Make an exact copy of all the material below, apart from the pictures.

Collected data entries
= = = =
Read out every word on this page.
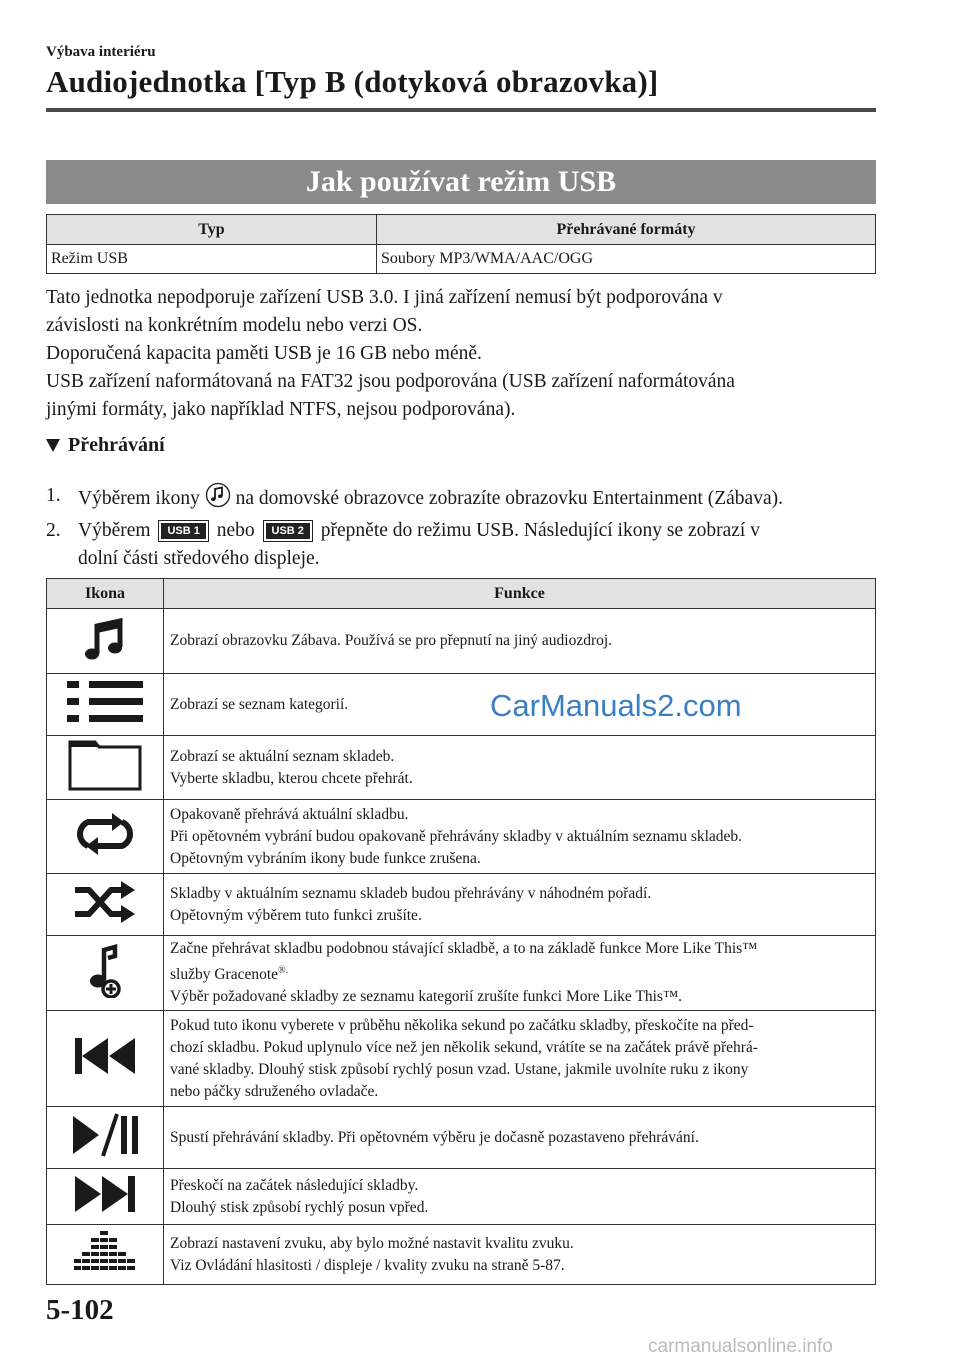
Výbava interiéru
Audiojednotka [Typ B (dotyková obrazovka)]
Jak používat režim USB
Typ	Přehrávané formáty
Režim USB	Soubory MP3/WMA/AAC/OGG
Tato jednotka nepodporuje zařízení USB 3.0. I jiná zařízení nemusí být podporována v
závislosti na konkrétním modelu nebo verzi OS.
Doporučená kapacita paměti USB je 16 GB nebo méně.
USB zařízení naformátovaná na FAT32 jsou podporována (USB zařízení naformátována
jinými formáty, jako například NTFS, nejsou podporována).
Přehrávání
1. Výběrem ikony na domovské obrazovce zobrazíte obrazovku Entertainment (Zábava).
2. Výběrem USB 1 nebo USB 2 přepněte do režimu USB. Následující ikony se zobrazí v
dolní části středového displeje.
Ikona	Funkce

Zobrazí obrazovku Zábava. Používá se pro přepnutí na jiný audiozdroj.

Zobrazí se seznam kategorií.

Zobrazí se aktuální seznam skladeb.
Vyberte skladbu, kterou chcete přehrát.

Opakovaně přehrává aktuální skladbu.
Při opětovném vybrání budou opakovaně přehrávány skladby v aktuálním seznamu skladeb.
Opětovným vybráním ikony bude funkce zrušena.

Skladby v aktuálním seznamu skladeb budou přehrávány v náhodném pořadí.
Opětovným výběrem tuto funkci zrušíte.

Začne přehrávat skladbu podobnou stávající skladbě, a to na základě funkce More Like This™
služby Gracenote®.
Výběr požadované skladby ze seznamu kategorií zrušíte funkci More Like This™.

Pokud tuto ikonu vyberete v průběhu několika sekund po začátku skladby, přeskočíte na před-
chozí skladbu. Pokud uplynulo více než jen několik sekund, vrátíte se na začátek právě přehrá-
vané skladby. Dlouhý stisk způsobí rychlý posun vzad. Ustane, jakmile uvolníte ruku z ikony
nebo páčky sdruženého ovladače.

Spustí přehrávání skladby. Při opětovném výběru je dočasně pozastaveno přehrávání.

Přeskočí na začátek následující skladby.
Dlouhý stisk způsobí rychlý posun vpřed.

Zobrazí nastavení zvuku, aby bylo možné nastavit kvalitu zvuku.
Viz Ovládání hlasitosti / displeje / kvality zvuku na straně 5-87.
CarManuals2.com
5-102
carmanualsonline.info
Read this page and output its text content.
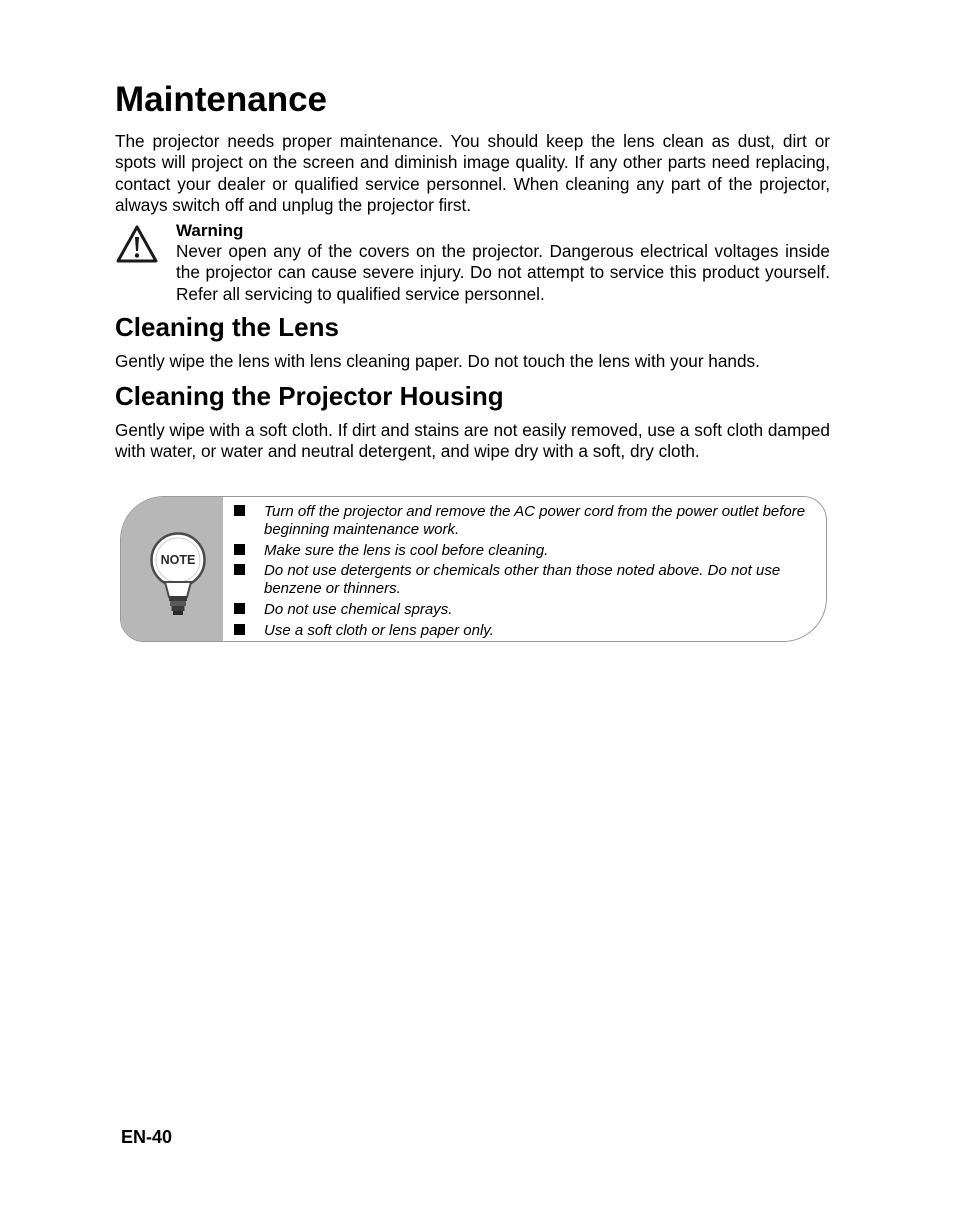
Maintenance

The projector needs proper maintenance. You should keep the lens clean as dust, dirt or spots will project on the screen and diminish image quality. If any other parts need replacing, contact your dealer or qualified service personnel. When cleaning any part of the projector, always switch off and unplug the projector first.

Warning

Never open any of the covers on the projector. Dangerous electrical voltages inside the projector can cause severe injury. Do not attempt to service this product yourself. Refer all servicing to qualified service personnel.

Cleaning the Lens

Gently wipe the lens with lens cleaning paper. Do not touch the lens with your hands.

Cleaning the Projector Housing

Gently wipe with a soft cloth. If dirt and stains are not easily removed, use a soft cloth damped with water, or water and neutral detergent, and wipe dry with a soft, dry cloth.

NOTE
Turn off the projector and remove the AC power cord from the power outlet before beginning maintenance work.
Make sure the lens is cool before cleaning.
Do not use detergents or chemicals other than those noted above. Do not use benzene or thinners.
Do not use chemical sprays.
Use a soft cloth or lens paper only.

EN-40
= = = =
*Finished task*.
Read out every word on this page.
Výbava interiéru
Audiojednotka [Typ B (dotyková obrazovka)]
Jak používat režim USB
Typ	Přehrávané formáty
Režim USB	Soubory MP3/WMA/AAC/OGG
Tato jednotka nepodporuje zařízení USB 3.0. I jiná zařízení nemusí být podporována v
závislosti na konkrétním modelu nebo verzi OS.
Doporučená kapacita paměti USB je 16 GB nebo méně.
USB zařízení naformátovaná na FAT32 jsou podporována (USB zařízení naformátována
jinými formáty, jako například NTFS, nejsou podporována).
Přehrávání
1. Výběrem ikony na domovské obrazovce zobrazíte obrazovku Entertainment (Zábava).
2. Výběrem USB 1 nebo USB 2 přepněte do režimu USB. Následující ikony se zobrazí v
dolní části středového displeje.
Ikona	Funkce

Zobrazí obrazovku Zábava. Používá se pro přepnutí na jiný audiozdroj.

Zobrazí se seznam kategorií.

Zobrazí se aktuální seznam skladeb.
Vyberte skladbu, kterou chcete přehrát.

Opakovaně přehrává aktuální skladbu.
Při opětovném vybrání budou opakovaně přehrávány skladby v aktuálním seznamu skladeb.
Opětovným vybráním ikony bude funkce zrušena.

Skladby v aktuálním seznamu skladeb budou přehrávány v náhodném pořadí.
Opětovným výběrem tuto funkci zrušíte.

Začne přehrávat skladbu podobnou stávající skladbě, a to na základě funkce More Like This™
služby Gracenote®.
Výběr požadované skladby ze seznamu kategorií zrušíte funkci More Like This™.

Pokud tuto ikonu vyberete v průběhu několika sekund po začátku skladby, přeskočíte na před-
chozí skladbu. Pokud uplynulo více než jen několik sekund, vrátíte se na začátek právě přehrá-
vané skladby. Dlouhý stisk způsobí rychlý posun vzad. Ustane, jakmile uvolníte ruku z ikony
nebo páčky sdruženého ovladače.

Spustí přehrávání skladby. Při opětovném výběru je dočasně pozastaveno přehrávání.

Přeskočí na začátek následující skladby.
Dlouhý stisk způsobí rychlý posun vpřed.

Zobrazí nastavení zvuku, aby bylo možné nastavit kvalitu zvuku.
Viz Ovládání hlasitosti / displeje / kvality zvuku na straně 5-87.
CarManuals2.com
5-102
carmanualsonline.info
Read this page and output its text content.
Maintenance

The projector needs proper maintenance. You should keep the lens clean as dust, dirt or spots will project on the screen and diminish image quality. If any other parts need replacing, contact your dealer or qualified service personnel. When cleaning any part of the projector, always switch off and unplug the projector first.

Warning

Never open any of the covers on the projector. Dangerous electrical voltages inside the projector can cause severe injury. Do not attempt to service this product yourself. Refer all servicing to qualified service personnel.

Cleaning the Lens

Gently wipe the lens with lens cleaning paper. Do not touch the lens with your hands.

Cleaning the Projector Housing

Gently wipe with a soft cloth. If dirt and stains are not easily removed, use a soft cloth damped with water, or water and neutral detergent, and wipe dry with a soft, dry cloth.

NOTE
Turn off the projector and remove the AC power cord from the power outlet before beginning maintenance work.
Make sure the lens is cool before cleaning.
Do not use detergents or chemicals other than those noted above. Do not use benzene or thinners.
Do not use chemical sprays.
Use a soft cloth or lens paper only.

EN-40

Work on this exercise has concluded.